Your task
Because only the text is wanted, repeat the records below exactly and omit the pictures.
•••
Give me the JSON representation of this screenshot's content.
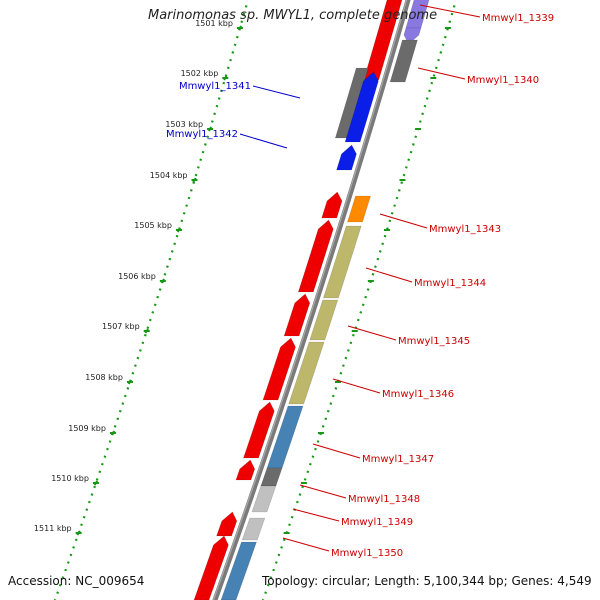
{
  "header": {
    "title": "Marinomonas sp. MWYL1, complete genome"
  },
  "footer": {
    "accession": "Accession: NC_009654",
    "topology": "Topology: circular; Length: 5,100,344 bp; Genes: 4,549"
  },
  "colors": {
    "red": "#ee0000",
    "blue": "#0b1ee8",
    "orange": "#ff8a00",
    "khaki": "#bdb76b",
    "steelblue": "#4682b4",
    "gray": "#6b6b6b",
    "lightgray": "#c0c0c0",
    "violet": "#8878e0",
    "backbone": "#7a7a7a",
    "tick_green": "#169816",
    "label_red": "#cc0000",
    "label_blue": "#0000cc"
  },
  "ticks": [
    {
      "label": "1501 kbp"
    },
    {
      "label": "1502 kbp"
    },
    {
      "label": "1503 kbp"
    },
    {
      "label": "1504 kbp"
    },
    {
      "label": "1505 kbp"
    },
    {
      "label": "1506 kbp"
    },
    {
      "label": "1507 kbp"
    },
    {
      "label": "1508 kbp"
    },
    {
      "label": "1509 kbp"
    },
    {
      "label": "1510 kbp"
    },
    {
      "label": "1511 kbp"
    }
  ],
  "gene_labels": [
    {
      "text": "Mmwyl1_1339",
      "color": "label_red"
    },
    {
      "text": "Mmwyl1_1340",
      "color": "label_red"
    },
    {
      "text": "Mmwyl1_1341",
      "color": "label_blue"
    },
    {
      "text": "Mmwyl1_1342",
      "color": "label_blue"
    },
    {
      "text": "Mmwyl1_1343",
      "color": "label_red"
    },
    {
      "text": "Mmwyl1_1344",
      "color": "label_red"
    },
    {
      "text": "Mmwyl1_1345",
      "color": "label_red"
    },
    {
      "text": "Mmwyl1_1346",
      "color": "label_red"
    },
    {
      "text": "Mmwyl1_1347",
      "color": "label_red"
    },
    {
      "text": "Mmwyl1_1348",
      "color": "label_red"
    },
    {
      "text": "Mmwyl1_1349",
      "color": "label_red"
    },
    {
      "text": "Mmwyl1_1350",
      "color": "label_red"
    }
  ]
}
•••
Reply
Give me the JSON representation of this screenshot's content.
{
  "header": {
    "title": "Marinomonas sp. MWYL1, complete genome"
  },
  "footer": {
    "accession": "Accession: NC_009654",
    "topology": "Topology: circular; Length: 5,100,344 bp; Genes: 4,549"
  },
  "colors": {
    "red": "#ee0000",
    "blue": "#0b1ee8",
    "orange": "#ff8a00",
    "khaki": "#bdb76b",
    "steelblue": "#4682b4",
    "gray": "#6b6b6b",
    "lightgray": "#c0c0c0",
    "violet": "#8878e0",
    "backbone": "#7a7a7a",
    "tick_green": "#169816",
    "label_red": "#cc0000",
    "label_blue": "#0000cc"
  },
  "ticks": [
    {
      "label": "1501 kbp"
    },
    {
      "label": "1502 kbp"
    },
    {
      "label": "1503 kbp"
    },
    {
      "label": "1504 kbp"
    },
    {
      "label": "1505 kbp"
    },
    {
      "label": "1506 kbp"
    },
    {
      "label": "1507 kbp"
    },
    {
      "label": "1508 kbp"
    },
    {
      "label": "1509 kbp"
    },
    {
      "label": "1510 kbp"
    },
    {
      "label": "1511 kbp"
    }
  ],
  "gene_labels": [
    {
      "text": "Mmwyl1_1339",
      "color": "label_red"
    },
    {
      "text": "Mmwyl1_1340",
      "color": "label_red"
    },
    {
      "text": "Mmwyl1_1341",
      "color": "label_blue"
    },
    {
      "text": "Mmwyl1_1342",
      "color": "label_blue"
    },
    {
      "text": "Mmwyl1_1343",
      "color": "label_red"
    },
    {
      "text": "Mmwyl1_1344",
      "color": "label_red"
    },
    {
      "text": "Mmwyl1_1345",
      "color": "label_red"
    },
    {
      "text": "Mmwyl1_1346",
      "color": "label_red"
    },
    {
      "text": "Mmwyl1_1347",
      "color": "label_red"
    },
    {
      "text": "Mmwyl1_1348",
      "color": "label_red"
    },
    {
      "text": "Mmwyl1_1349",
      "color": "label_red"
    },
    {
      "text": "Mmwyl1_1350",
      "color": "label_red"
    }
  ]
}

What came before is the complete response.